## PROMPT
Write out each of the following entries word for word, keeping every line as it stands.

--- start of DATA FOR THE TASK ---

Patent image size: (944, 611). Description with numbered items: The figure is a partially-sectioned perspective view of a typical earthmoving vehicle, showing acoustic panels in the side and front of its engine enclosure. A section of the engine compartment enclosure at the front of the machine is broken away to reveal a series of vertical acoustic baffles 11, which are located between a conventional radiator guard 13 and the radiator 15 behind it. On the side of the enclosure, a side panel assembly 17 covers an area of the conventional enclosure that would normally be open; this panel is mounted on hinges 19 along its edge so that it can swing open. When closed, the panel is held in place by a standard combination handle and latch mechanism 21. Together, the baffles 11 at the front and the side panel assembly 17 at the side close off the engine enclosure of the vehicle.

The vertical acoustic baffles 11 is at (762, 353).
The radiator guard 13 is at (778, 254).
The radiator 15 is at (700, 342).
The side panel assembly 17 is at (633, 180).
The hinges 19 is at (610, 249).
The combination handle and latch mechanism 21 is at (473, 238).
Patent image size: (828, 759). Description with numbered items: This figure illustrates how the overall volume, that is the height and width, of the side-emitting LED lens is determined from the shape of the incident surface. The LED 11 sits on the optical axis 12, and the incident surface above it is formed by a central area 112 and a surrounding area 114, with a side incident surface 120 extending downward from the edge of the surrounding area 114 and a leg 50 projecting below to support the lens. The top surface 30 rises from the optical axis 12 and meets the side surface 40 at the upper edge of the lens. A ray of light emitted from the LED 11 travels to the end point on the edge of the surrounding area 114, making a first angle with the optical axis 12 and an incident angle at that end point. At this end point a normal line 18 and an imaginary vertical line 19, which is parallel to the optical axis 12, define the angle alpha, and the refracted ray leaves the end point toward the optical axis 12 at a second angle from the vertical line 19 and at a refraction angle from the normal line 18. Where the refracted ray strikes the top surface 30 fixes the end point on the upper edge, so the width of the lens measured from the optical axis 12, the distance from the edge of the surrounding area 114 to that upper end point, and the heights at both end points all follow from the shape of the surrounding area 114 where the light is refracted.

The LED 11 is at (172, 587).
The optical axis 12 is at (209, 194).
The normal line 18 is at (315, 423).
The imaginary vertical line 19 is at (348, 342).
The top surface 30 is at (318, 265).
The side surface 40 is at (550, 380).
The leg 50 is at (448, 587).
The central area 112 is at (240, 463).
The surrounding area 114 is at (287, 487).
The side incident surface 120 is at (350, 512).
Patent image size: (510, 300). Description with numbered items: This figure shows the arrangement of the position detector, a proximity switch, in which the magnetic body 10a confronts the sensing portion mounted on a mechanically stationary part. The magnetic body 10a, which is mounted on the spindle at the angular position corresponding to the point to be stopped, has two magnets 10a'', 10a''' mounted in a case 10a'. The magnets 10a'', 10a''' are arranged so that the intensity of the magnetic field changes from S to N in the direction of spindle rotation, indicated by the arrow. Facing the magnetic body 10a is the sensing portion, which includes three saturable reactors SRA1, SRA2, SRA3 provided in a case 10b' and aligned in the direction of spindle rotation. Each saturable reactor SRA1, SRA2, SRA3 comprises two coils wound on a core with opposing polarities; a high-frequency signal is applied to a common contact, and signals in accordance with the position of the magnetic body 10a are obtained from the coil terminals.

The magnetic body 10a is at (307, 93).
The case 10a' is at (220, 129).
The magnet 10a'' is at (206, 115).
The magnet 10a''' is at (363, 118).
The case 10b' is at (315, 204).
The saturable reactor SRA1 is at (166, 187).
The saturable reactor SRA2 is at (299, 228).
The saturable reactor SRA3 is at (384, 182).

--- end of DATA FOR THE TASK ---

## FINISHED ANSWER
Patent image size: (944, 611). Description with numbered items: The figure is a partially-sectioned perspective view of a typical earthmoving vehicle, showing acoustic panels in the side and front of its engine enclosure. A section of the engine compartment enclosure at the front of the machine is broken away to reveal a series of vertical acoustic baffles 11, which are located between a conventional radiator guard 13 and the radiator 15 behind it. On the side of the enclosure, a side panel assembly 17 covers an area of the conventional enclosure that would normally be open; this panel is mounted on hinges 19 along its edge so that it can swing open. When closed, the panel is held in place by a standard combination handle and latch mechanism 21. Together, the baffles 11 at the front and the side panel assembly 17 at the side close off the engine enclosure of the vehicle.

The vertical acoustic baffles 11 is at (762, 353).
The radiator guard 13 is at (778, 254).
The radiator 15 is at (700, 342).
The side panel assembly 17 is at (633, 180).
The hinges 19 is at (610, 249).
The combination handle and latch mechanism 21 is at (473, 238).
Patent image size: (828, 759). Description with numbered items: This figure illustrates how the overall volume, that is the height and width, of the side-emitting LED lens is determined from the shape of the incident surface. The LED 11 sits on the optical axis 12, and the incident surface above it is formed by a central area 112 and a surrounding area 114, with a side incident surface 120 extending downward from the edge of the surrounding area 114 and a leg 50 projecting below to support the lens. The top surface 30 rises from the optical axis 12 and meets the side surface 40 at the upper edge of the lens. A ray of light emitted from the LED 11 travels to the end point on the edge of the surrounding area 114, making a first angle with the optical axis 12 and an incident angle at that end point. At this end point a normal line 18 and an imaginary vertical line 19, which is parallel to the optical axis 12, define the angle alpha, and the refracted ray leaves the end point toward the optical axis 12 at a second angle from the vertical line 19 and at a refraction angle from the normal line 18. Where the refracted ray strikes the top surface 30 fixes the end point on the upper edge, so the width of the lens measured from the optical axis 12, the distance from the edge of the surrounding area 114 to that upper end point, and the heights at both end points all follow from the shape of the surrounding area 114 where the light is refracted.

The LED 11 is at (172, 587).
The optical axis 12 is at (209, 194).
The normal line 18 is at (315, 423).
The imaginary vertical line 19 is at (348, 342).
The top surface 30 is at (318, 265).
The side surface 40 is at (550, 380).
The leg 50 is at (448, 587).
The central area 112 is at (240, 463).
The surrounding area 114 is at (287, 487).
The side incident surface 120 is at (350, 512).
Patent image size: (510, 300). Description with numbered items: This figure shows the arrangement of the position detector, a proximity switch, in which the magnetic body 10a confronts the sensing portion mounted on a mechanically stationary part. The magnetic body 10a, which is mounted on the spindle at the angular position corresponding to the point to be stopped, has two magnets 10a'', 10a''' mounted in a case 10a'. The magnets 10a'', 10a''' are arranged so that the intensity of the magnetic field changes from S to N in the direction of spindle rotation, indicated by the arrow. Facing the magnetic body 10a is the sensing portion, which includes three saturable reactors SRA1, SRA2, SRA3 provided in a case 10b' and aligned in the direction of spindle rotation. Each saturable reactor SRA1, SRA2, SRA3 comprises two coils wound on a core with opposing polarities; a high-frequency signal is applied to a common contact, and signals in accordance with the position of the magnetic body 10a are obtained from the coil terminals.

The magnetic body 10a is at (307, 93).
The case 10a' is at (220, 129).
The magnet 10a'' is at (206, 115).
The magnet 10a''' is at (363, 118).
The case 10b' is at (315, 204).
The saturable reactor SRA1 is at (166, 187).
The saturable reactor SRA2 is at (299, 228).
The saturable reactor SRA3 is at (384, 182).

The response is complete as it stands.